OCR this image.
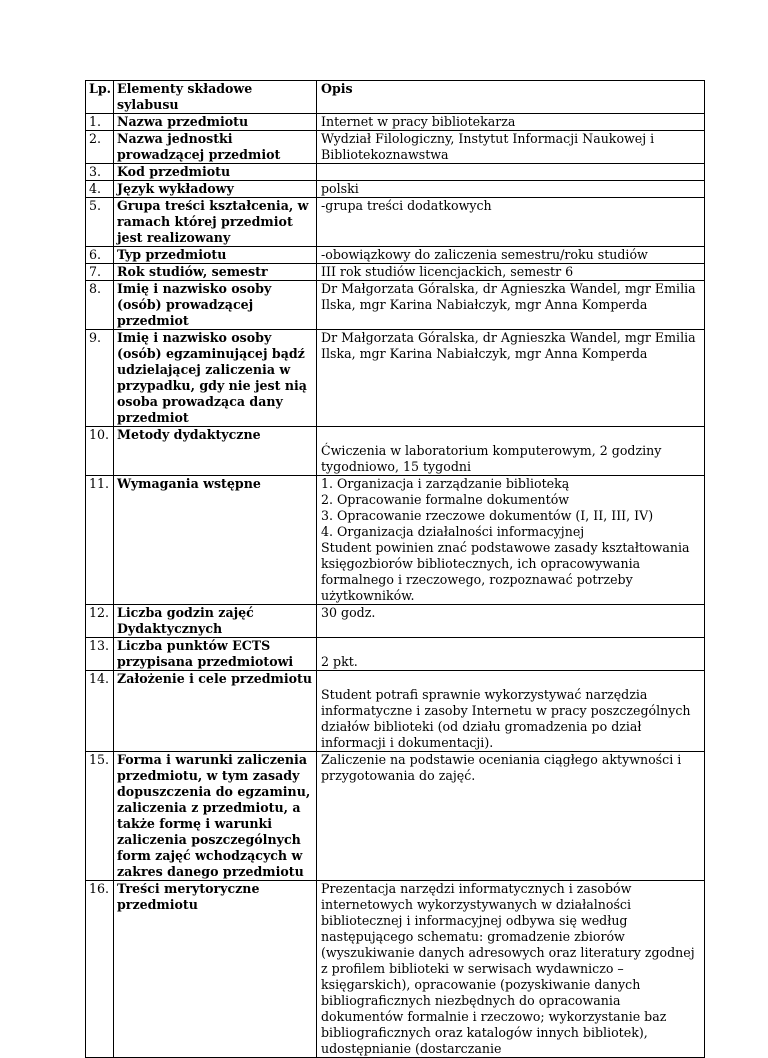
Lp.	Elementy składowe sylabusu	Opis
1.	Nazwa przedmiotu	Internet w pracy bibliotekarza

2.	Nazwa jednostki prowadzącej przedmiot	Wydział Filologiczny, Instytut Informacji Naukowej i Bibliotekoznawstwa

3.	Kod przedmiotu	
4.	Język wykładowy	polski

5.	Grupa treści kształcenia, w ramach której przedmiot jest realizowany	-grupa treści dodatkowych

6.	Typ przedmiotu	-obowiązkowy do zaliczenia semestru/roku studiów

7.	Rok studiów, semestr	III rok studiów licencjackich, semestr 6

8.	Imię i nazwisko osoby (osób) prowadzącej przedmiot	Dr Małgorzata Góralska, dr Agnieszka Wandel, mgr Emilia Ilska, mgr Karina Nabiałczyk, mgr Anna Komperda

9.	Imię i nazwisko osoby (osób) egzaminującej bądź udzielającej zaliczenia w przypadku, gdy nie jest nią osoba prowadząca dany przedmiot	Dr Małgorzata Góralska, dr Agnieszka Wandel, mgr Emilia Ilska, mgr Karina Nabiałczyk, mgr Anna Komperda

10.	Metody dydaktyczne	Ćwiczenia w laboratorium komputerowym, 2 godziny tygodniowo, 15 tygodni

11.	Wymagania wstępne	1. Organizacja i zarządzanie biblioteką
2. Opracowanie formalne dokumentów
3. Opracowanie rzeczowe dokumentów (I, II, III, IV)
4. Organizacja działalności informacyjnej
Student powinien znać podstawowe zasady kształtowania księgozbiorów bibliotecznych, ich opracowywania formalnego i rzeczowego, rozpoznawać potrzeby użytkowników.

12.	Liczba godzin zajęć Dydaktycznych	30 godz.

13.	Liczba punktów ECTS przypisana przedmiotowi	2 pkt.

14.	Założenie i cele przedmiotu	Student potrafi sprawnie wykorzystywać narzędzia informatyczne i zasoby Internetu w pracy poszczególnych działów biblioteki (od działu gromadzenia po dział informacji i dokumentacji).

15.	Forma i warunki zaliczenia przedmiotu, w tym zasady dopuszczenia do egzaminu, zaliczenia z przedmiotu, a także formę i warunki zaliczenia poszczególnych form zajęć wchodzących w zakres danego przedmiotu	Zaliczenie na podstawie oceniania ciągłego aktywności i przygotowania do zajęć.

16.	Treści merytoryczne przedmiotu	Prezentacja narzędzi informatycznych i zasobów internetowych wykorzystywanych w działalności bibliotecznej i informacyjnej odbywa się według następującego schematu: gromadzenie zbiorów (wyszukiwanie danych adresowych oraz literatury zgodnej z profilem biblioteki w serwisach wydawniczo – księgarskich), opracowanie (pozyskiwanie danych bibliograficznych niezbędnych do opracowania dokumentów formalnie i rzeczowo; wykorzystanie baz bibliograficznych oraz katalogów innych bibliotek), udostępnianie (dostarczanie
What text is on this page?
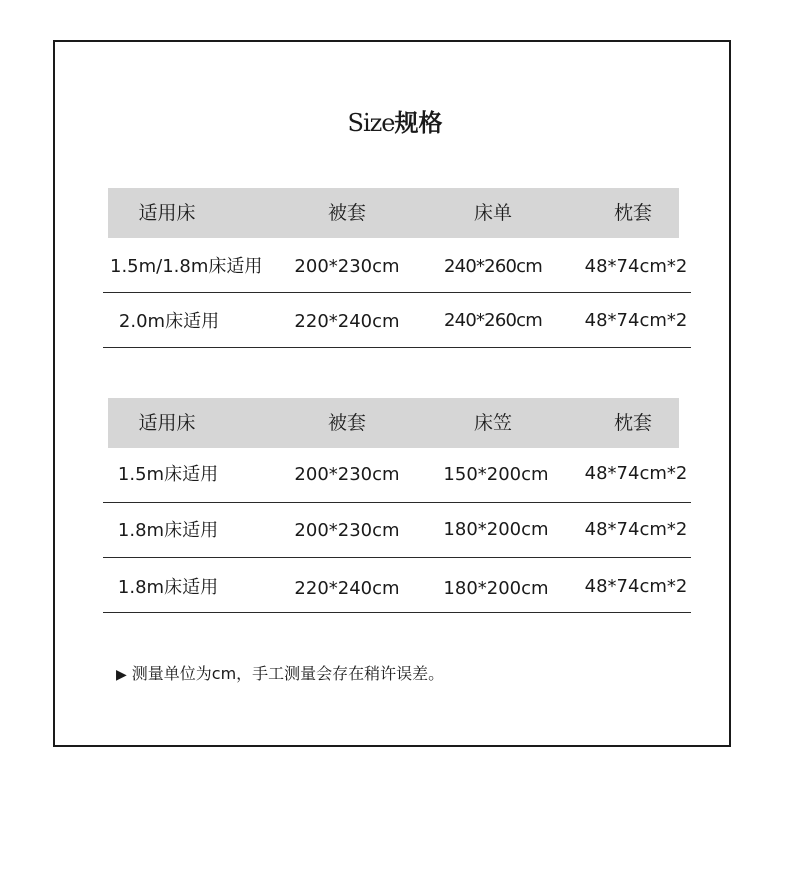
Size规格
适用床	被套	床单	枕套
1.5m/1.8m床适用	200*230cm	240*260cm	48*74cm*2
2.0m床适用	220*240cm	240*260cm	48*74cm*2
适用床	被套	床笠	枕套
1.5m床适用	200*230cm	150*200cm	48*74cm*2
1.8m床适用	200*230cm	180*200cm	48*74cm*2
1.8m床适用	220*240cm	180*200cm	48*74cm*2
▶ 测量单位为cm，手工测量会存在稍许误差。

Prompt: Drop the pictures and reproduce the rest of the entries above exactly.

Reply to the exercise:
OCR this image.
Lp.	Elementy składowe sylabusu	Opis
1.	Nazwa przedmiotu	Internet w pracy bibliotekarza

2.	Nazwa jednostki prowadzącej przedmiot	Wydział Filologiczny, Instytut Informacji Naukowej i Bibliotekoznawstwa

3.	Kod przedmiotu	
4.	Język wykładowy	polski

5.	Grupa treści kształcenia, w ramach której przedmiot jest realizowany	-grupa treści dodatkowych

6.	Typ przedmiotu	-obowiązkowy do zaliczenia semestru/roku studiów

7.	Rok studiów, semestr	III rok studiów licencjackich, semestr 6

8.	Imię i nazwisko osoby (osób) prowadzącej przedmiot	Dr Małgorzata Góralska, dr Agnieszka Wandel, mgr Emilia Ilska, mgr Karina Nabiałczyk, mgr Anna Komperda

9.	Imię i nazwisko osoby (osób) egzaminującej bądź udzielającej zaliczenia w przypadku, gdy nie jest nią osoba prowadząca dany przedmiot	Dr Małgorzata Góralska, dr Agnieszka Wandel, mgr Emilia Ilska, mgr Karina Nabiałczyk, mgr Anna Komperda

10.	Metody dydaktyczne	Ćwiczenia w laboratorium komputerowym, 2 godziny tygodniowo, 15 tygodni

11.	Wymagania wstępne	1. Organizacja i zarządzanie biblioteką
2. Opracowanie formalne dokumentów
3. Opracowanie rzeczowe dokumentów (I, II, III, IV)
4. Organizacja działalności informacyjnej
Student powinien znać podstawowe zasady kształtowania księgozbiorów bibliotecznych, ich opracowywania formalnego i rzeczowego, rozpoznawać potrzeby użytkowników.

12.	Liczba godzin zajęć Dydaktycznych	30 godz.

13.	Liczba punktów ECTS przypisana przedmiotowi	2 pkt.

14.	Założenie i cele przedmiotu	Student potrafi sprawnie wykorzystywać narzędzia informatyczne i zasoby Internetu w pracy poszczególnych działów biblioteki (od działu gromadzenia po dział informacji i dokumentacji).

15.	Forma i warunki zaliczenia przedmiotu, w tym zasady dopuszczenia do egzaminu, zaliczenia z przedmiotu, a także formę i warunki zaliczenia poszczególnych form zajęć wchodzących w zakres danego przedmiotu	Zaliczenie na podstawie oceniania ciągłego aktywności i przygotowania do zajęć.

16.	Treści merytoryczne przedmiotu	Prezentacja narzędzi informatycznych i zasobów internetowych wykorzystywanych w działalności bibliotecznej i informacyjnej odbywa się według następującego schematu: gromadzenie zbiorów (wyszukiwanie danych adresowych oraz literatury zgodnej z profilem biblioteki w serwisach wydawniczo – księgarskich), opracowanie (pozyskiwanie danych bibliograficznych niezbędnych do opracowania dokumentów formalnie i rzeczowo; wykorzystanie baz bibliograficznych oraz katalogów innych bibliotek), udostępnianie (dostarczanie
What text is on this page?
Size规格
适用床	被套	床单	枕套
1.5m/1.8m床适用	200*230cm	240*260cm	48*74cm*2
2.0m床适用	220*240cm	240*260cm	48*74cm*2
适用床	被套	床笠	枕套
1.5m床适用	200*230cm	150*200cm	48*74cm*2
1.8m床适用	200*230cm	180*200cm	48*74cm*2
1.8m床适用	220*240cm	180*200cm	48*74cm*2
▶ 测量单位为cm，手工测量会存在稍许误差。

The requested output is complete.